• _WRITTEN PROBLEM_
Search the data below for the word "JSON" and copy each line that holds it.

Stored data
-- Start --
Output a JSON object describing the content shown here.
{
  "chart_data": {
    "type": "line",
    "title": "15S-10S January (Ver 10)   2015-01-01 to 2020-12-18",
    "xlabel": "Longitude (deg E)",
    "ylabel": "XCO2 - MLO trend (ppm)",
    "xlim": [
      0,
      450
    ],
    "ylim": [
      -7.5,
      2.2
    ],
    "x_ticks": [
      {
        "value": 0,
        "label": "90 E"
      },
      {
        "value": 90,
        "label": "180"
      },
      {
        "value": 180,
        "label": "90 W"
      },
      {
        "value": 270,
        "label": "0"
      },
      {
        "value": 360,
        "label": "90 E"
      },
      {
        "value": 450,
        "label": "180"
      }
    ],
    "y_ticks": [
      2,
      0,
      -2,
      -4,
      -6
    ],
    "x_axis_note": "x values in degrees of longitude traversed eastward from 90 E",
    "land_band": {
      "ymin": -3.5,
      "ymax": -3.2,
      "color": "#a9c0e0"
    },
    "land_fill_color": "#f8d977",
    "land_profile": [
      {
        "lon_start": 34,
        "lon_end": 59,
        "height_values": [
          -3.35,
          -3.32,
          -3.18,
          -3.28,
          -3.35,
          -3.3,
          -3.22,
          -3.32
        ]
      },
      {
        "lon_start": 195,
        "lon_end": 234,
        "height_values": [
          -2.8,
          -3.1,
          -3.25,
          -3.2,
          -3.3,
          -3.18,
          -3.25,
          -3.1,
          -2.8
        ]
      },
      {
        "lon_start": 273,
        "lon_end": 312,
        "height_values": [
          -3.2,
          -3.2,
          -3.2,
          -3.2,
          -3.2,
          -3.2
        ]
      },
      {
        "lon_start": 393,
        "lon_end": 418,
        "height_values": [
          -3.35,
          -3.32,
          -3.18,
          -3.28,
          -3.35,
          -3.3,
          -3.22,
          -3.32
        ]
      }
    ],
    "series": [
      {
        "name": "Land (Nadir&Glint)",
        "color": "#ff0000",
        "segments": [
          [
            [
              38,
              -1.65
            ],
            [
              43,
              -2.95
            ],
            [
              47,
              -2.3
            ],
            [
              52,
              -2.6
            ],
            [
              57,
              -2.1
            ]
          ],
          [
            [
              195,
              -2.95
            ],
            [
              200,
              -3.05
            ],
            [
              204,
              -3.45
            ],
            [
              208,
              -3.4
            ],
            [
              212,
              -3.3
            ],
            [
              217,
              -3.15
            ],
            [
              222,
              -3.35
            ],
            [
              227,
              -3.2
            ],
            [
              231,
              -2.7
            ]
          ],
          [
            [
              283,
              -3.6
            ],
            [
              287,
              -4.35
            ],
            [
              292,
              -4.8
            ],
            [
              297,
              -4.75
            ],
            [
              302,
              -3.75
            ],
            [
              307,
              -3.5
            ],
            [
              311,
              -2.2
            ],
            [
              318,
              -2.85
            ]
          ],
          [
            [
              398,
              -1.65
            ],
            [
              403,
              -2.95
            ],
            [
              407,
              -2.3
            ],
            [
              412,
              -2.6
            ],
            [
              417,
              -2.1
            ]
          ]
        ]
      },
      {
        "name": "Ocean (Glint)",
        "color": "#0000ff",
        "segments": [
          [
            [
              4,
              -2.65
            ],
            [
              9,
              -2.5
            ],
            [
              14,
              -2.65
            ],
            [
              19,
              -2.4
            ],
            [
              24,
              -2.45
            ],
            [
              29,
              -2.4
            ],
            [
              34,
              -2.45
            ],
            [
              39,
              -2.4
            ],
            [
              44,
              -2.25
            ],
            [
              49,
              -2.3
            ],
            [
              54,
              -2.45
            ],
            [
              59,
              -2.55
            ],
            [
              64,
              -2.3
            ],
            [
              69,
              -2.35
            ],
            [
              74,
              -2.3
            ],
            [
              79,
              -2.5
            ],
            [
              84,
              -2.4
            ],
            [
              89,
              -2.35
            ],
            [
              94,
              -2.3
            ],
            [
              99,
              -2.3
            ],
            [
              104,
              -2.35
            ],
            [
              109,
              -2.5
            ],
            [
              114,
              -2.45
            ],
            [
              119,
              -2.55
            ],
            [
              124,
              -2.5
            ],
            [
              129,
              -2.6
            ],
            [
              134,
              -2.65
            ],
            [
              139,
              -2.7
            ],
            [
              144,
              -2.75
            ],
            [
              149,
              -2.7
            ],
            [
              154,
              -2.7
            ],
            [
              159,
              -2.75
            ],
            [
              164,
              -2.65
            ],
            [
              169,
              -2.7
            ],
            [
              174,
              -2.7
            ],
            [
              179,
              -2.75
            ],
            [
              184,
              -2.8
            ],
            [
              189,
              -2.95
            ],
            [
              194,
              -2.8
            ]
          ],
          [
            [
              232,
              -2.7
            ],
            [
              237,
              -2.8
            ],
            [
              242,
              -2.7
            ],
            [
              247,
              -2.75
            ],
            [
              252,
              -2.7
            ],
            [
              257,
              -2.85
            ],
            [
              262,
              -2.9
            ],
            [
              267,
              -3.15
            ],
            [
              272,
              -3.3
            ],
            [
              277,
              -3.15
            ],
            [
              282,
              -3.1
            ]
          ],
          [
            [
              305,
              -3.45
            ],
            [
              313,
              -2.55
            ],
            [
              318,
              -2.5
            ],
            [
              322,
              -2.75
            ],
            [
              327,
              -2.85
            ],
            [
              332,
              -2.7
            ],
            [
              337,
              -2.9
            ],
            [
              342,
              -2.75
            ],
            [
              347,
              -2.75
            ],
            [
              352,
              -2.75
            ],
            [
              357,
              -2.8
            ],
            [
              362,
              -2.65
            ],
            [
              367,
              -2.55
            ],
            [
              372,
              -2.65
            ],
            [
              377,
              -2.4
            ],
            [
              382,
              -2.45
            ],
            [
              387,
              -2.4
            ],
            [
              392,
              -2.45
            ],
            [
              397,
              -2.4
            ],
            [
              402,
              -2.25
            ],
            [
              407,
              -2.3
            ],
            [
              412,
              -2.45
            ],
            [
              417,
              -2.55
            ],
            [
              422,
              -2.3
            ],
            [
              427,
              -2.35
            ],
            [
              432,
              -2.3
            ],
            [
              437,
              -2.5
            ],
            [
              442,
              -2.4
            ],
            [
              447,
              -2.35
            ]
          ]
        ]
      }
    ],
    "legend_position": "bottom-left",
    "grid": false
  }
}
-- End --
-- Start --
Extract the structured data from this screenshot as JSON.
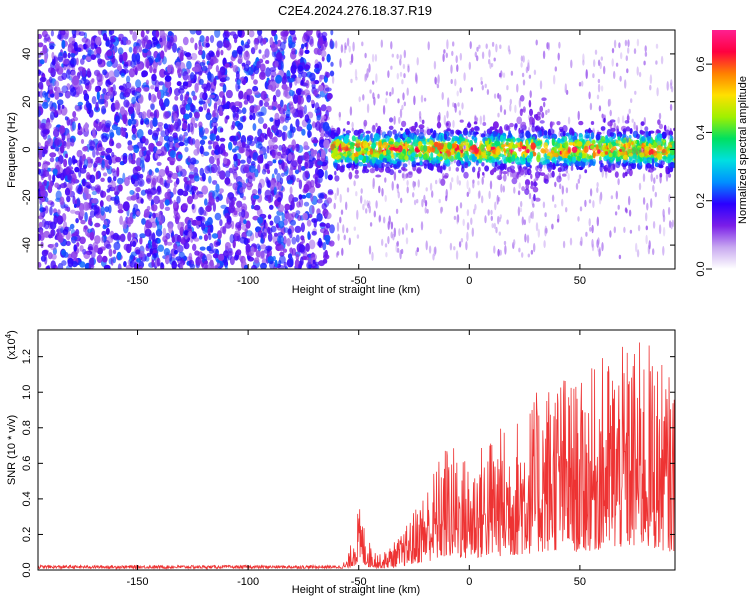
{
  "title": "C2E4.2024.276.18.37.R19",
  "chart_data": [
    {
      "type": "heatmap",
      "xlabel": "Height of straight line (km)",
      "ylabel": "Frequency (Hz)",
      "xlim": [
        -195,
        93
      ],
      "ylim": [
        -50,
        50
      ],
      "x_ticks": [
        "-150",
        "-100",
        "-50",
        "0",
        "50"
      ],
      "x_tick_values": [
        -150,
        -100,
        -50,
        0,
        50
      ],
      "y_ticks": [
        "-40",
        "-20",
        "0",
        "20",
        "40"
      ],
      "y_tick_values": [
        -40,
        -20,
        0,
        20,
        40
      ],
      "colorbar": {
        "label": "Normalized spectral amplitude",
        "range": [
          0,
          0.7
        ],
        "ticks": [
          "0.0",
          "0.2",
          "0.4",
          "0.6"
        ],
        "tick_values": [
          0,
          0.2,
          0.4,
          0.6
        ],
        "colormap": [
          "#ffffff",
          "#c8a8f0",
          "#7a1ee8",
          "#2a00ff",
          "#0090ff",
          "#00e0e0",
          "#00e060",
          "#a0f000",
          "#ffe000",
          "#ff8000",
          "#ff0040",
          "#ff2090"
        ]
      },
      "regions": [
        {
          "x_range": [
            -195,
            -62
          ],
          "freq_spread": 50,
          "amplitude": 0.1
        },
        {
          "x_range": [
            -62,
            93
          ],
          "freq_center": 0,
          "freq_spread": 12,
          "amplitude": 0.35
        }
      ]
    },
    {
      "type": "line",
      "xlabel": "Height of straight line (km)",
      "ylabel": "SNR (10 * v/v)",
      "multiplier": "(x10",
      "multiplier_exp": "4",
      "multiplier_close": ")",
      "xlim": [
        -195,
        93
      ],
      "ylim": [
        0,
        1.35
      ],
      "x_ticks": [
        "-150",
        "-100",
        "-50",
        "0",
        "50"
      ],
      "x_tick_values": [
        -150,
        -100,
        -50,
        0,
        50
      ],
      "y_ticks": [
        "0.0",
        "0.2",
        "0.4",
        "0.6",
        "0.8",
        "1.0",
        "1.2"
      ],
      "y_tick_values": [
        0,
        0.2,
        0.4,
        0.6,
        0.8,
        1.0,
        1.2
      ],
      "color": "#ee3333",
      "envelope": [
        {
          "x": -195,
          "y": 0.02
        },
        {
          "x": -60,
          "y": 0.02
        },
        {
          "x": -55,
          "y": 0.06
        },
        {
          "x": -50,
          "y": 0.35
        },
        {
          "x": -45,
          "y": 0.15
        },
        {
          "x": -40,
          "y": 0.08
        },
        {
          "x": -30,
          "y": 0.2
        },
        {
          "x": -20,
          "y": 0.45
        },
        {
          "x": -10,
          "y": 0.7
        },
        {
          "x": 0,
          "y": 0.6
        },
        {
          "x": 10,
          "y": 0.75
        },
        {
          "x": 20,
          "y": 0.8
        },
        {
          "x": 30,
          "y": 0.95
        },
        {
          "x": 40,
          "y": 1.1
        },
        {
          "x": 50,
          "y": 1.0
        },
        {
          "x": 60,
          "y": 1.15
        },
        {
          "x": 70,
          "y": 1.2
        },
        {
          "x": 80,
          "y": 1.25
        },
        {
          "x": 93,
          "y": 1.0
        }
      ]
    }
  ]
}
-- End --
• _OUTPUT_
Output a JSON object describing the content shown here.
Extract the structured data from this screenshot as JSON.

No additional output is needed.